◆ Requirement: Every line below that contains "handle" is to be copied.

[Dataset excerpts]
_____

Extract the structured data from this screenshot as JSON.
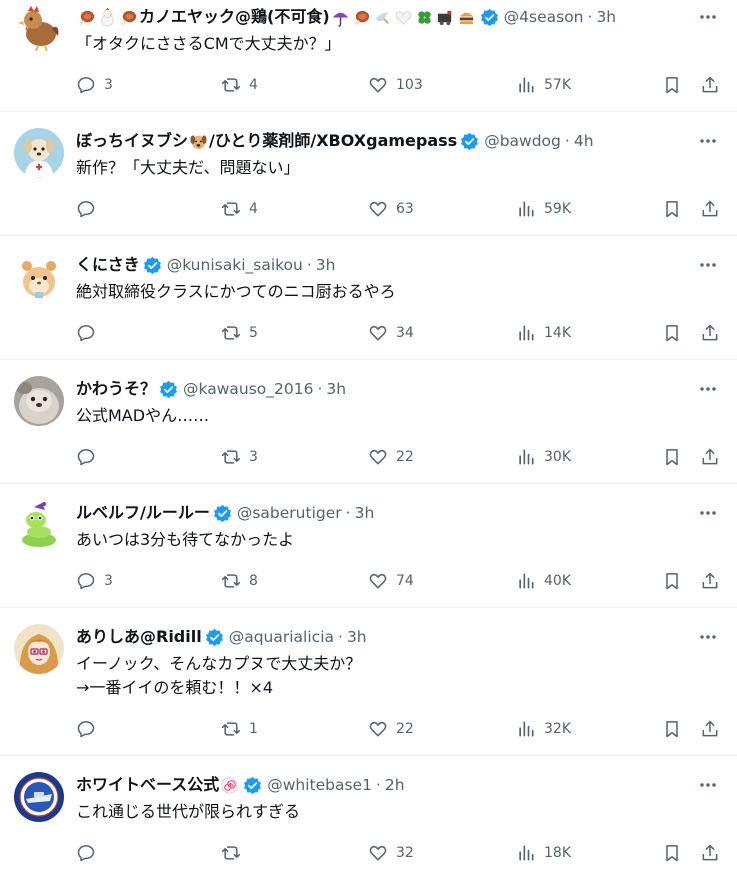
{
  "timeline": {
    "tweets": [
      {
        "display_name_parts": [
          "カノエヤック@鶏(不可食)"
        ],
        "handle": "@4season",
        "dot": "·",
        "time": "3h",
        "text_lines": [
          "「オタクにささるCMで大丈夫か？」"
        ],
        "reply_count": "3",
        "retweet_count": "4",
        "like_count": "103",
        "view_count": "57K"
      },
      {
        "display_name_parts": [
          "ぼっちイヌブシ",
          "/ひとり薬剤師/XBOXgamepass"
        ],
        "handle": "@bawdog",
        "dot": "·",
        "time": "4h",
        "text_lines": [
          "新作？「大丈夫だ、問題ない」"
        ],
        "reply_count": "",
        "retweet_count": "4",
        "like_count": "63",
        "view_count": "59K"
      },
      {
        "display_name_parts": [
          "くにさき"
        ],
        "handle": "@kunisaki_saikou",
        "dot": "·",
        "time": "3h",
        "text_lines": [
          "絶対取締役クラスにかつてのニコ厨おるやろ"
        ],
        "reply_count": "",
        "retweet_count": "5",
        "like_count": "34",
        "view_count": "14K"
      },
      {
        "display_name_parts": [
          "かわうそ？"
        ],
        "handle": "@kawauso_2016",
        "dot": "·",
        "time": "3h",
        "text_lines": [
          "公式MADやん……"
        ],
        "reply_count": "",
        "retweet_count": "3",
        "like_count": "22",
        "view_count": "30K"
      },
      {
        "display_name_parts": [
          "ルベルフ/ルールー"
        ],
        "handle": "@saberutiger",
        "dot": "·",
        "time": "3h",
        "text_lines": [
          "あいつは3分も待てなかったよ"
        ],
        "reply_count": "3",
        "retweet_count": "8",
        "like_count": "74",
        "view_count": "40K"
      },
      {
        "display_name_parts": [
          "ありしあ@Ridill"
        ],
        "handle": "@aquarialicia",
        "dot": "·",
        "time": "3h",
        "text_lines": [
          "イーノック、そんなカプヌで大丈夫か？",
          "→一番イイのを頼む！！×4"
        ],
        "reply_count": "",
        "retweet_count": "1",
        "like_count": "22",
        "view_count": "32K"
      },
      {
        "display_name_parts": [
          "ホワイトベース公式"
        ],
        "handle": "@whitebase1",
        "dot": "·",
        "time": "2h",
        "text_lines": [
          "これ通じる世代が限られすぎる"
        ],
        "reply_count": "",
        "retweet_count": "",
        "like_count": "32",
        "view_count": "18K"
      }
    ]
  },
  "icons": {
    "avatars": [
      "rooster-avatar",
      "doctor-dog-avatar",
      "hamster-avatar",
      "otter-photo-avatar",
      "snake-avatar",
      "anime-girl-avatar",
      "whitebase-logo-avatar"
    ],
    "actions": [
      "reply-icon",
      "retweet-icon",
      "like-icon",
      "views-icon",
      "bookmark-icon",
      "share-icon"
    ],
    "more": "more-icon",
    "verified": "verified-badge-icon"
  },
  "colors": {
    "text_primary": "#0f1419",
    "text_secondary": "#536471",
    "verified_blue": "#1d9bf0",
    "divider": "#eff3f4"
  }
}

_____

◆ Task result:
        "handle": "@4season",
        "handle": "@bawdog",
        "handle": "@kunisaki_saikou",
        "handle": "@kawauso_2016",
        "handle": "@saberutiger",
        "handle": "@aquarialicia",
        "handle": "@whitebase1",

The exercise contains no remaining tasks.